◆ INFORMATION PROVIDED ◆
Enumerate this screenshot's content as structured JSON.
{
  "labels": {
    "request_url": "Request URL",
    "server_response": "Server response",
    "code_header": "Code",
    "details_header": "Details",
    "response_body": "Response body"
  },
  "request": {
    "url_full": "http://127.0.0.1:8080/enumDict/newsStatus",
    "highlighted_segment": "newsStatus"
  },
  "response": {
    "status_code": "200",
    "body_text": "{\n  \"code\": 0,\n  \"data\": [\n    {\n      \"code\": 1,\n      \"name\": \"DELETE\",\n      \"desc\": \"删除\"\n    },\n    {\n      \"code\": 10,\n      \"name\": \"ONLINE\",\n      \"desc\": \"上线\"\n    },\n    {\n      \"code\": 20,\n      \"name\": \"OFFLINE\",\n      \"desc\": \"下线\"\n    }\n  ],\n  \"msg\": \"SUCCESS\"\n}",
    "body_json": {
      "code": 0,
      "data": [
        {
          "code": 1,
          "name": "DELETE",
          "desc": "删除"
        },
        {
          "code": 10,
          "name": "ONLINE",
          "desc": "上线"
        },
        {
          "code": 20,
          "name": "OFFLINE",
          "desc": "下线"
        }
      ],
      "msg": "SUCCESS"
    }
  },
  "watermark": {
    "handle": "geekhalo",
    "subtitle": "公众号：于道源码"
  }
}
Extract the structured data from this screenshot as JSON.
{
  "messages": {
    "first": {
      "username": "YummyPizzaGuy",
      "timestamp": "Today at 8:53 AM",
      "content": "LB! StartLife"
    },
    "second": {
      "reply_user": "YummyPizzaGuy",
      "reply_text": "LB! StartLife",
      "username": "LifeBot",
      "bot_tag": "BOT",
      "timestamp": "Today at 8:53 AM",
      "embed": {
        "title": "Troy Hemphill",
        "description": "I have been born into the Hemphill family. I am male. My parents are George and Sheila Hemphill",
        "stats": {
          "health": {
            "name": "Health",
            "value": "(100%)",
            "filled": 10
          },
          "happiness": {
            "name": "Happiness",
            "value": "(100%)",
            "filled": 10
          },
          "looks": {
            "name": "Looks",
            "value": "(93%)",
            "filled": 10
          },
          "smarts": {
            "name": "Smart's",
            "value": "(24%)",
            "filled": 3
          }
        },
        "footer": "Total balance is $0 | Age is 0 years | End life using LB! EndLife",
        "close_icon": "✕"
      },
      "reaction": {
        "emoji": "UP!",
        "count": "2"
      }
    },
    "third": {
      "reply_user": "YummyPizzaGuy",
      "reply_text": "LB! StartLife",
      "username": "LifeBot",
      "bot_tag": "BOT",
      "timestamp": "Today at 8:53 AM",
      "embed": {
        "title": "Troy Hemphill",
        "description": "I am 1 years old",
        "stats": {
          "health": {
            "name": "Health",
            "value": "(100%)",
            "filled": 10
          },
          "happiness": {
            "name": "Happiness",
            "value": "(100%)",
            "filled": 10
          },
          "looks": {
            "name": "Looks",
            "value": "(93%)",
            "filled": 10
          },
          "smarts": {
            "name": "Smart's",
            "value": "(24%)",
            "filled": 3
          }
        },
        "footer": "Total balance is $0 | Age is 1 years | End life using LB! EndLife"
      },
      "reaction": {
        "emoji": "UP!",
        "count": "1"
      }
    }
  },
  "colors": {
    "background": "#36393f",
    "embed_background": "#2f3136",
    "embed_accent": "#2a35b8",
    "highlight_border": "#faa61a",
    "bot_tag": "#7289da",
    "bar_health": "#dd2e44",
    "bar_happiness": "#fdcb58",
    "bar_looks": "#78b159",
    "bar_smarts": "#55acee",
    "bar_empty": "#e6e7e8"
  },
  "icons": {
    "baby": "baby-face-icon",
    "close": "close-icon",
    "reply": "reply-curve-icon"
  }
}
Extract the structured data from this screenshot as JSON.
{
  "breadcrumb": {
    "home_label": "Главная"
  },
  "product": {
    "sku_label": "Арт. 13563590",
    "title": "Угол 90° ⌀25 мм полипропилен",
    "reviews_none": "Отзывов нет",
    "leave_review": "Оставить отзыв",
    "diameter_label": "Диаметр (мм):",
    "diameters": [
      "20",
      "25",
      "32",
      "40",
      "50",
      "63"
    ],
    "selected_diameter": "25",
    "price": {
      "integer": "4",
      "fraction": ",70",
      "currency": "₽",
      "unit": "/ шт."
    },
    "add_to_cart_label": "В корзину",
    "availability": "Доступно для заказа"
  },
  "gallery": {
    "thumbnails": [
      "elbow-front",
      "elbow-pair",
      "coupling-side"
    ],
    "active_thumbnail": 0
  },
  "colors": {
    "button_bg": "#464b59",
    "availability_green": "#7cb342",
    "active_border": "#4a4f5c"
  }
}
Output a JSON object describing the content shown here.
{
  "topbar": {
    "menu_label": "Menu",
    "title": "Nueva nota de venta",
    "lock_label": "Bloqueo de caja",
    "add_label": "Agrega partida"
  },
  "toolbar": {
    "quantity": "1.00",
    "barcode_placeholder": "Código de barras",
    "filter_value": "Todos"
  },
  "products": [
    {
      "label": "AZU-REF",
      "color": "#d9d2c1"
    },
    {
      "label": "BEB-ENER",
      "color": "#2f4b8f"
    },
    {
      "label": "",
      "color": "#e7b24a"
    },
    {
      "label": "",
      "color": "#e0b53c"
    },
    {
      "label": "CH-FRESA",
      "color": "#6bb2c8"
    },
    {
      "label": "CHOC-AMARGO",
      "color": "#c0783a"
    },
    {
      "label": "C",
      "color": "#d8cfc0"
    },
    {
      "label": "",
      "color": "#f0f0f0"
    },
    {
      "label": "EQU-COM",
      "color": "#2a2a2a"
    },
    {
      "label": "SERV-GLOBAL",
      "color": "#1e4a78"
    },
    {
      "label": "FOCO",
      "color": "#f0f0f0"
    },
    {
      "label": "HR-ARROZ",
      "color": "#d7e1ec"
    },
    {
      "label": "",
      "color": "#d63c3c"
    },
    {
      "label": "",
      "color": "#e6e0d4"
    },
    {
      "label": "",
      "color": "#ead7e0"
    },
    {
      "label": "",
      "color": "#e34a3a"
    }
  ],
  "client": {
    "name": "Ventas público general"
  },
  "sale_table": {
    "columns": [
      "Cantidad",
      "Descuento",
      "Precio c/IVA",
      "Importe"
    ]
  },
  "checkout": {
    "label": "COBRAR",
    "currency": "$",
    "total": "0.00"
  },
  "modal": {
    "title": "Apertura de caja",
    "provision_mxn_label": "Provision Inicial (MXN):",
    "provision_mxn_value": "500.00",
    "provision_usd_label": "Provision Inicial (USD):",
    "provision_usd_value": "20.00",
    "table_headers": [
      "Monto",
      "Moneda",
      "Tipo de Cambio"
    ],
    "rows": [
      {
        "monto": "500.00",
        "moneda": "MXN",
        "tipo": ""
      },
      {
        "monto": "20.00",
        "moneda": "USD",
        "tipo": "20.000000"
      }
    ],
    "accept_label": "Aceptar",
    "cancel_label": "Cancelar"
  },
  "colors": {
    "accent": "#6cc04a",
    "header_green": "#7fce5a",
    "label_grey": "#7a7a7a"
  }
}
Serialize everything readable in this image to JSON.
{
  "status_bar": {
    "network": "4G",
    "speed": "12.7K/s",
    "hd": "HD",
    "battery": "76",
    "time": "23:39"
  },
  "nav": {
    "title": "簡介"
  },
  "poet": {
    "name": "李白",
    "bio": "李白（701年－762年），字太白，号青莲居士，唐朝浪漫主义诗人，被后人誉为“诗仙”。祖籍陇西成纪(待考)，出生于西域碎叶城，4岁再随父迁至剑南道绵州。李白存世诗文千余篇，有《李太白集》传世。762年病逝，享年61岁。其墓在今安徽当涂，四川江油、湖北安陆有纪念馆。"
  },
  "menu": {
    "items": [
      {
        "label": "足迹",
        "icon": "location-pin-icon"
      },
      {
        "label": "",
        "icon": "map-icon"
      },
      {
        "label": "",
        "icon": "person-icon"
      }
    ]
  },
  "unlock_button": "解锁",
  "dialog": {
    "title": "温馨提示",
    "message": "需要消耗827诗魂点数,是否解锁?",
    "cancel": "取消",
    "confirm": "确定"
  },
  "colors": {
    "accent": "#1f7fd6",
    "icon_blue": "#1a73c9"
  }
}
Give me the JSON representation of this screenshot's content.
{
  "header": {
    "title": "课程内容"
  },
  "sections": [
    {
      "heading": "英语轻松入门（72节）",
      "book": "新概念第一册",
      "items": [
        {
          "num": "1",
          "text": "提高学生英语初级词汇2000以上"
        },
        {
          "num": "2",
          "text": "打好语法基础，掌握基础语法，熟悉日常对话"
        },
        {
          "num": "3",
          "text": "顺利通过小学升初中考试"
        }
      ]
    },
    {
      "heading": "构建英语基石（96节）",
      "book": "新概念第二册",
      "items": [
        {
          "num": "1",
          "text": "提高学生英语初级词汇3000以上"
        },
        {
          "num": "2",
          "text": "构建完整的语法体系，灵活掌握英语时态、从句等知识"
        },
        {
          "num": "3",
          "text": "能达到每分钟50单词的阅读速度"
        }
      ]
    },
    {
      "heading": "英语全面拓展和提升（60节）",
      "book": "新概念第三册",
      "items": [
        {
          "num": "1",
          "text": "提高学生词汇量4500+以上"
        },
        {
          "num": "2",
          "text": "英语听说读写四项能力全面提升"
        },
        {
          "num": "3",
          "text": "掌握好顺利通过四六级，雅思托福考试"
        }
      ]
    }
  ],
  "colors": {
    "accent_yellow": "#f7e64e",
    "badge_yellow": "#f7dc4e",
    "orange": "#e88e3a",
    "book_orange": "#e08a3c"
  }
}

◆ SET EXERCISE ◆
Search the lines for the string "Inicial" and copy every line that has it.

◆ TASK SOLUTION ◆
    "provision_mxn_label": "Provision Inicial (MXN):",
    "provision_usd_label": "Provision Inicial (USD):",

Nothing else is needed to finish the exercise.